Short task: Reply with one number: the count of lines in the records below that hold "detached".

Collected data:
--

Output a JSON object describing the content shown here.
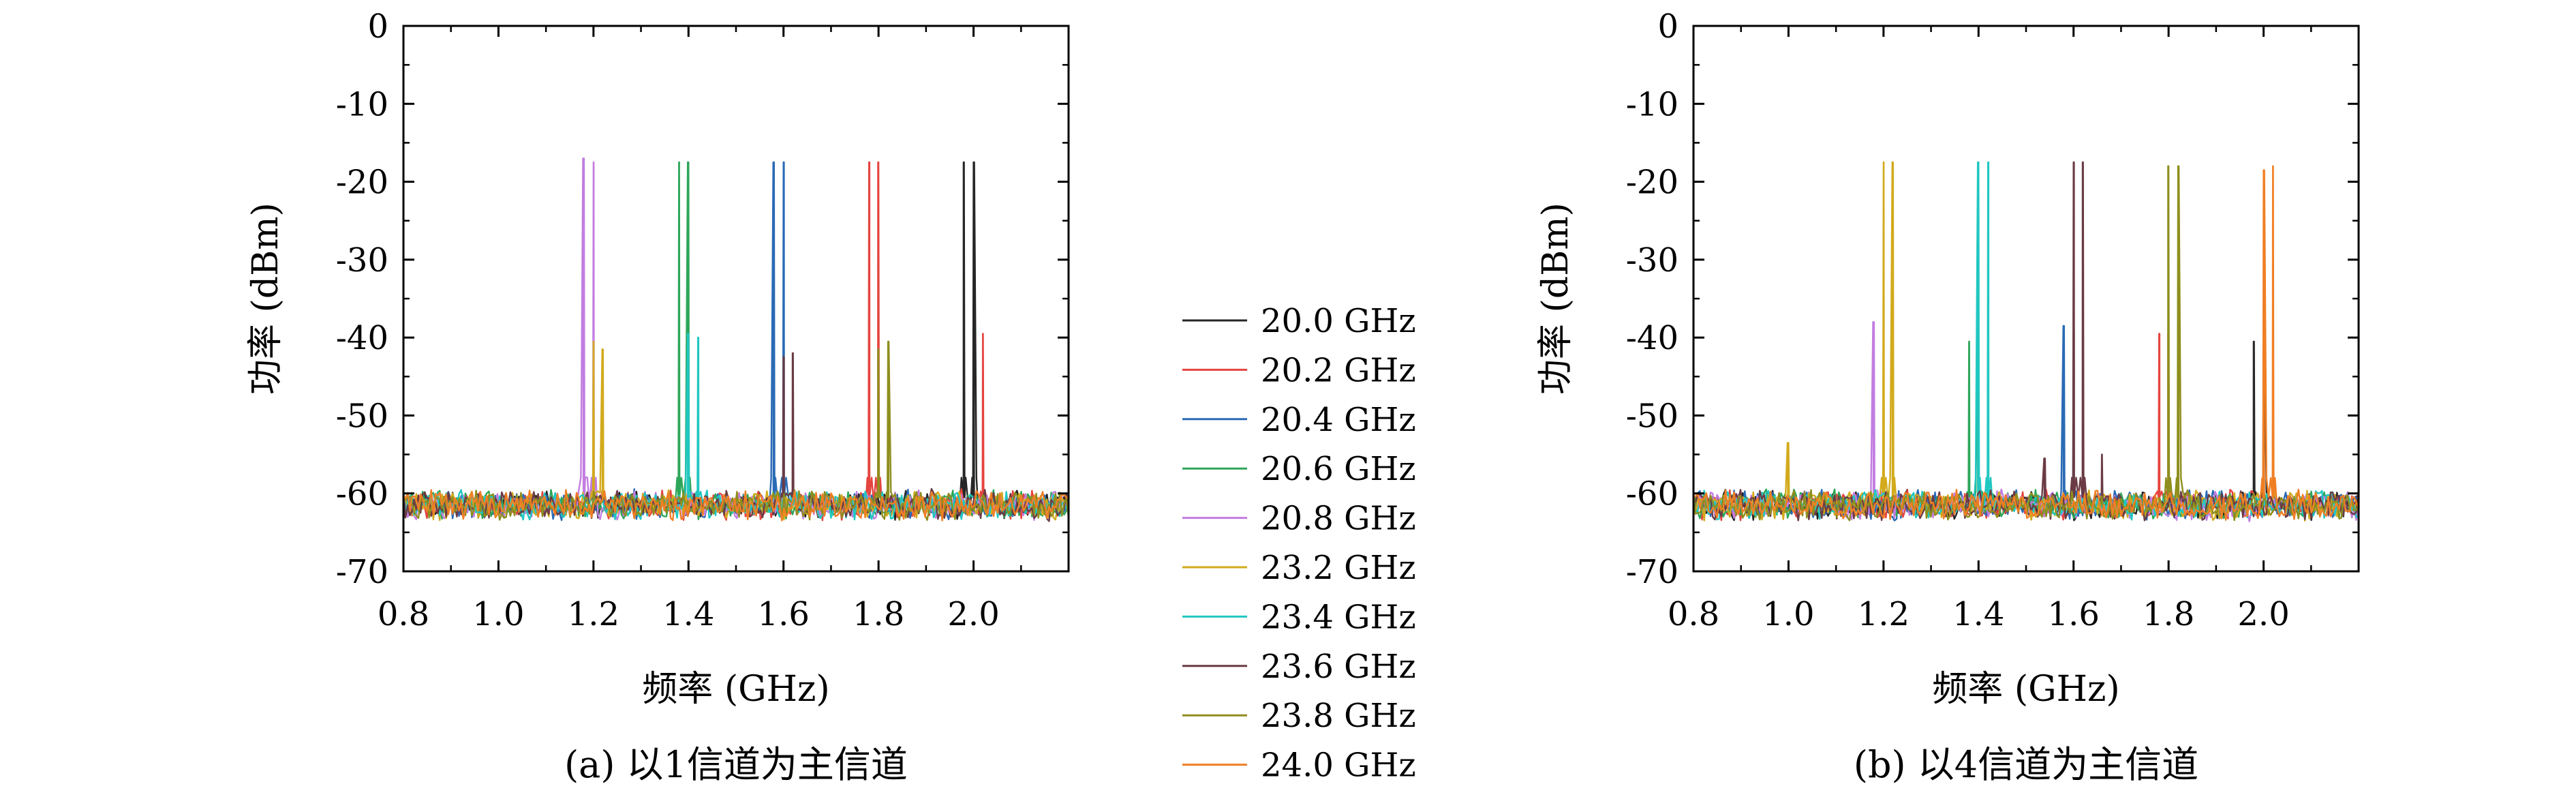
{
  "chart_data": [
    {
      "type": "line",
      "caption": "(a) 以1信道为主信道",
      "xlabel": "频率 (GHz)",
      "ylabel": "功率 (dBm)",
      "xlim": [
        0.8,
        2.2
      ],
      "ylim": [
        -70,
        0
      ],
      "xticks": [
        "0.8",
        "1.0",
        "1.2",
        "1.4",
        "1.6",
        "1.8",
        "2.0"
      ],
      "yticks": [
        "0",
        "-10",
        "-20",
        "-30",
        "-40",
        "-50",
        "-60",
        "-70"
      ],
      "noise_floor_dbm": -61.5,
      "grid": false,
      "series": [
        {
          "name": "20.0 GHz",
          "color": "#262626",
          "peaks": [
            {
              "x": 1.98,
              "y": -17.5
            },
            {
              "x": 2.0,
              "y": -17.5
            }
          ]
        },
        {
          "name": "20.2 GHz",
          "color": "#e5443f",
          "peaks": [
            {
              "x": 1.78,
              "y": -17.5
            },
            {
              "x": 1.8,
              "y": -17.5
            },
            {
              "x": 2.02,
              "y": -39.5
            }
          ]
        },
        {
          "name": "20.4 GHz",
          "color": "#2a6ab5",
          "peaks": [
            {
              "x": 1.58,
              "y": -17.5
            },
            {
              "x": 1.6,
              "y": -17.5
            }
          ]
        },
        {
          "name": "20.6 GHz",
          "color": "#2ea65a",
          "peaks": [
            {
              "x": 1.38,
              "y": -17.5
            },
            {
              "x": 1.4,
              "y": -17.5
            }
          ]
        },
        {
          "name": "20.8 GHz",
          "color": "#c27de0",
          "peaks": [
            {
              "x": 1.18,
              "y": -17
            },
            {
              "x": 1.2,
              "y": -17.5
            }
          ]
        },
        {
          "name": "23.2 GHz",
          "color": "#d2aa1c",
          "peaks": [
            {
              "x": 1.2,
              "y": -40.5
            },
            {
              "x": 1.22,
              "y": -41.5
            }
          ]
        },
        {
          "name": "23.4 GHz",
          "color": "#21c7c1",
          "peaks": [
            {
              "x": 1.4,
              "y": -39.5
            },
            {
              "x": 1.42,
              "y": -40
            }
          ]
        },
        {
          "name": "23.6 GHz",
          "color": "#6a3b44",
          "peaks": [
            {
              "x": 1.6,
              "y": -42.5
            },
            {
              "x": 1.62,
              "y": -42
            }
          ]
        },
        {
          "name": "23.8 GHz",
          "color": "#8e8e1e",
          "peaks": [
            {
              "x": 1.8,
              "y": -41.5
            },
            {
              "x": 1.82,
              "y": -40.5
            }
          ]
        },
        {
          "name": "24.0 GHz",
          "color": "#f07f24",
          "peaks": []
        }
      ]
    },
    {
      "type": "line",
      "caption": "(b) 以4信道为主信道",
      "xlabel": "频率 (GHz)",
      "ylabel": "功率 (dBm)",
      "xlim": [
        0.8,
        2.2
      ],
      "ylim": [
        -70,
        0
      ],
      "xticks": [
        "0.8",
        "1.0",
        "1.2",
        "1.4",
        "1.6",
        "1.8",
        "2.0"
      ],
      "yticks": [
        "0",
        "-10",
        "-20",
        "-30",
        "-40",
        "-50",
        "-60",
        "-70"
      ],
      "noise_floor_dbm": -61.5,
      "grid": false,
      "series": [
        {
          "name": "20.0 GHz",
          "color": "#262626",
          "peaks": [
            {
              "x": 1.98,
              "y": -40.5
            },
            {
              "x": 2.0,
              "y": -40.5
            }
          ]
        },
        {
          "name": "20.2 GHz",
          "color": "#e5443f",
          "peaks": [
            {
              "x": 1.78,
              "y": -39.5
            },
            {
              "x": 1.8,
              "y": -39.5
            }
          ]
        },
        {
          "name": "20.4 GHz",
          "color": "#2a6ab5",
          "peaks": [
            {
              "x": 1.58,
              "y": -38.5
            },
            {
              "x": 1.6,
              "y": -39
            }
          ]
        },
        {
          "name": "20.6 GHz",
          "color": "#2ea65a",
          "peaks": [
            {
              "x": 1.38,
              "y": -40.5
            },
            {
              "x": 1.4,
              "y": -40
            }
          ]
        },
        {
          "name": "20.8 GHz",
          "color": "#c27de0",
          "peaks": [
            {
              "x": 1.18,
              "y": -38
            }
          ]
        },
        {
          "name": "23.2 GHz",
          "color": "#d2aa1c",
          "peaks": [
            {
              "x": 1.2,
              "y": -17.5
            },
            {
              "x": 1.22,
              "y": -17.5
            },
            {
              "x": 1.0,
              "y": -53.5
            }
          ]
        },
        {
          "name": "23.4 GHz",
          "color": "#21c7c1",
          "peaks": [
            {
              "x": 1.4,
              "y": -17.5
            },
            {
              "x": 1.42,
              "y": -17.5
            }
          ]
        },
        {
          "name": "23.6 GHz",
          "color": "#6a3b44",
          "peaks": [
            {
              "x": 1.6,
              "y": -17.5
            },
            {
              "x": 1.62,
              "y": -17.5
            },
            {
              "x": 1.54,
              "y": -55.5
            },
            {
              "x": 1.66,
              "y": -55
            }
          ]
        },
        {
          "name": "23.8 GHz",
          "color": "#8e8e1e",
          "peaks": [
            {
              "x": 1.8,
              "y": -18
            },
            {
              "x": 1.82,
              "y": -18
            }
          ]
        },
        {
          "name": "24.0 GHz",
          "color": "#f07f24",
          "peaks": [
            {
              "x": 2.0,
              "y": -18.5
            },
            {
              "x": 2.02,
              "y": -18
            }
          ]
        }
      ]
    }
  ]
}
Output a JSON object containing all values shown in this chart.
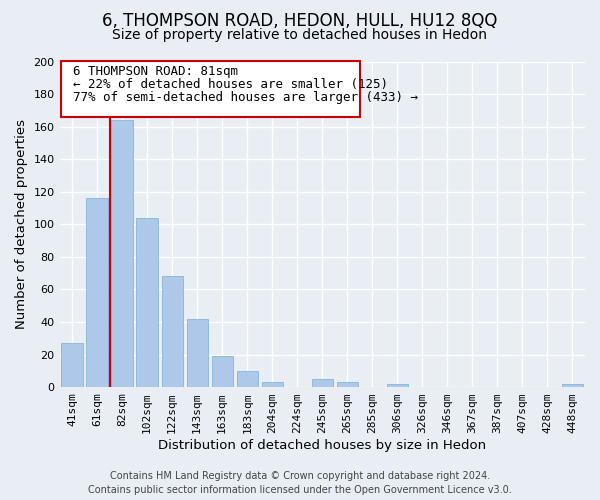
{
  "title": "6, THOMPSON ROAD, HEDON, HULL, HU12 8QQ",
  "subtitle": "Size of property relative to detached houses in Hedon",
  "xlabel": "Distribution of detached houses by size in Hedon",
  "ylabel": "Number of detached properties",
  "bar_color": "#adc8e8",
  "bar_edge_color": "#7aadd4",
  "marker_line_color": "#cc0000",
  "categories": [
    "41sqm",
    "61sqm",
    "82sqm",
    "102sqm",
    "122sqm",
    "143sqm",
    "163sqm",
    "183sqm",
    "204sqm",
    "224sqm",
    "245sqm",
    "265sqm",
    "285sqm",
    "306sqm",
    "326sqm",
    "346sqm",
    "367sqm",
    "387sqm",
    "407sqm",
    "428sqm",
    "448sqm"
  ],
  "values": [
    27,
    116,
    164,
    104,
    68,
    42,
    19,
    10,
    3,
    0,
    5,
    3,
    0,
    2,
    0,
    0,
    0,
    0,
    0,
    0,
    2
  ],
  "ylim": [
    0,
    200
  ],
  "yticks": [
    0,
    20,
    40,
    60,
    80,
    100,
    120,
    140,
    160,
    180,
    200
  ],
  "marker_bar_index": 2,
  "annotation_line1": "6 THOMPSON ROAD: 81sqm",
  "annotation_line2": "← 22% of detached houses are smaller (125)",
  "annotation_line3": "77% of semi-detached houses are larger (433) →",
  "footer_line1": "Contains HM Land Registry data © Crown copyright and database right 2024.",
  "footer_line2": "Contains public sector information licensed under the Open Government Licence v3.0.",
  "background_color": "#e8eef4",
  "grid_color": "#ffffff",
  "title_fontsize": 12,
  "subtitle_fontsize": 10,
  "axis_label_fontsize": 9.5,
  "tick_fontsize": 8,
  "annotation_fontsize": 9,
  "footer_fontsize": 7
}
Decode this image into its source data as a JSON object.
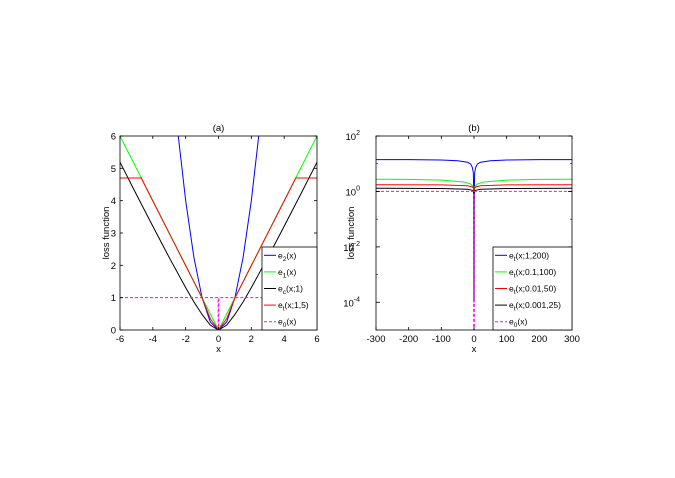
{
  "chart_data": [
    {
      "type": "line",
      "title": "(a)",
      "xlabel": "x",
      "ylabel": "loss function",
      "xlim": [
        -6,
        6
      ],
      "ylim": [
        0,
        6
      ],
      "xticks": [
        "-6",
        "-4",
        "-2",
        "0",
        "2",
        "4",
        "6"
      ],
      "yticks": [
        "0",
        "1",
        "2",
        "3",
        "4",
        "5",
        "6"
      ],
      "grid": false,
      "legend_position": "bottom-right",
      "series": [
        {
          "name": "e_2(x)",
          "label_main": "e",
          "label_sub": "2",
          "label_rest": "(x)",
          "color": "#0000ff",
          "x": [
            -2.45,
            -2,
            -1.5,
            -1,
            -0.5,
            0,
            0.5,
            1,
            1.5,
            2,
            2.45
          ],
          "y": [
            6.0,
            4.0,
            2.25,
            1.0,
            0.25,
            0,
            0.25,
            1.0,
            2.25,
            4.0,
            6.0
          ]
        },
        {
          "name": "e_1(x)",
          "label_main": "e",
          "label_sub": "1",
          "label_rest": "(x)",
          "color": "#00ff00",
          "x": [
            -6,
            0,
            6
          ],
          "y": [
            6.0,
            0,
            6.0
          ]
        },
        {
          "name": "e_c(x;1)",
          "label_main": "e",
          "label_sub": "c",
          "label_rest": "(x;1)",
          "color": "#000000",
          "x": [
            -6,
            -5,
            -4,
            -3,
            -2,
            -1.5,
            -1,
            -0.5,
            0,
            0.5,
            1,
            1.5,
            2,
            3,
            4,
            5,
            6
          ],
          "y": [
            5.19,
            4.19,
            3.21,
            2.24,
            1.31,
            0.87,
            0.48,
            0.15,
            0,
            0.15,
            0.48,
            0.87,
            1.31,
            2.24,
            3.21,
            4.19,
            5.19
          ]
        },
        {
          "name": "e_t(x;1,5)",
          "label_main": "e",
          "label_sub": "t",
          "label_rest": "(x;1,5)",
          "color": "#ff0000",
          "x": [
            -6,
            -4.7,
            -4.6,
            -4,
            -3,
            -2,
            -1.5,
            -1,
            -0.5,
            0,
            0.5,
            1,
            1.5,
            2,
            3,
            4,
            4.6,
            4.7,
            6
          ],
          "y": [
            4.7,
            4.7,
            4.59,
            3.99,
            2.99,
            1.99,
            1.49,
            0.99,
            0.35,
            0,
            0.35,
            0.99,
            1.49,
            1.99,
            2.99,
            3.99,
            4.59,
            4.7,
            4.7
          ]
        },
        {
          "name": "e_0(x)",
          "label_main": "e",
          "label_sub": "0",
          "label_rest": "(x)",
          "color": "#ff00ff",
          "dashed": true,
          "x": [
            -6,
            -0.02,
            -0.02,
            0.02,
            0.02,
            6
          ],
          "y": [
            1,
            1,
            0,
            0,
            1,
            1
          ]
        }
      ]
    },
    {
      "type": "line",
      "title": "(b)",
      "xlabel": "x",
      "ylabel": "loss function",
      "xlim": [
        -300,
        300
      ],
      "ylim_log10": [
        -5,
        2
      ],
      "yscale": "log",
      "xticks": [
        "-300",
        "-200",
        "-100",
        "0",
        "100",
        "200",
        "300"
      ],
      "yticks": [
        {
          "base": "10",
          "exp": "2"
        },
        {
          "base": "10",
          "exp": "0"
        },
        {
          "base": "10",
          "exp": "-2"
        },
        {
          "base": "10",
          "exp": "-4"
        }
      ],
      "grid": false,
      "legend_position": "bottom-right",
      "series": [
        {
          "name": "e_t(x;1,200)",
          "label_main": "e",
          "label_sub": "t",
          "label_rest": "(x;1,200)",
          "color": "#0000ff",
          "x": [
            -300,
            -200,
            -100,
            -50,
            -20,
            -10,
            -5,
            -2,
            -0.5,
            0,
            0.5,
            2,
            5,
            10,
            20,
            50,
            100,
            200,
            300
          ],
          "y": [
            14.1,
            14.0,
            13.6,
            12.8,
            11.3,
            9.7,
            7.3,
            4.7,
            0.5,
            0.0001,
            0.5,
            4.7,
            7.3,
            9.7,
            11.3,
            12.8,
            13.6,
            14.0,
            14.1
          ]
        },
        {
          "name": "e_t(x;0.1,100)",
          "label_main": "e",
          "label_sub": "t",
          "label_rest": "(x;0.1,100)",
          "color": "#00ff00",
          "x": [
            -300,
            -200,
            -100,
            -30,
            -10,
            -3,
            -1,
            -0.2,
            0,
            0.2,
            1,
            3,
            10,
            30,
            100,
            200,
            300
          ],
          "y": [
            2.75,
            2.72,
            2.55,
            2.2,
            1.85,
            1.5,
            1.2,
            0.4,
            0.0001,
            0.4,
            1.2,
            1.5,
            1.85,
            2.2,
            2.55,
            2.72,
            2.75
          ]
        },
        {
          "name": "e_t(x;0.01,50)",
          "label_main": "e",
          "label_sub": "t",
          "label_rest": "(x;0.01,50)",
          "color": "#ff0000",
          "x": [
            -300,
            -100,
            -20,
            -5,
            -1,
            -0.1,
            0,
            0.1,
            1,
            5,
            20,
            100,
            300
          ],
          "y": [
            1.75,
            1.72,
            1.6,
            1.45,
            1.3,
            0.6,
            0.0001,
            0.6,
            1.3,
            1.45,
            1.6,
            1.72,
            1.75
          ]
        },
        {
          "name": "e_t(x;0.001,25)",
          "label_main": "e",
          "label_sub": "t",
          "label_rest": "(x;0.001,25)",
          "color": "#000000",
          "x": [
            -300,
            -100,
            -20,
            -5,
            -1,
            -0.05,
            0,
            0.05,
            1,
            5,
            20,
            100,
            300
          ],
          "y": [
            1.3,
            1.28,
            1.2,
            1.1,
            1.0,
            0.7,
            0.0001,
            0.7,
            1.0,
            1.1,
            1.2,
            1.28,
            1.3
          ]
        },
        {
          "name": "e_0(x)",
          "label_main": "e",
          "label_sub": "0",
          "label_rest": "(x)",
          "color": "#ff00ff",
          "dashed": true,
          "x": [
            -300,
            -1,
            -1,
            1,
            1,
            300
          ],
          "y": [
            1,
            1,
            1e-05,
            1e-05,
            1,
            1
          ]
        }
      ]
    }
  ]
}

--

Response for this exercise: 5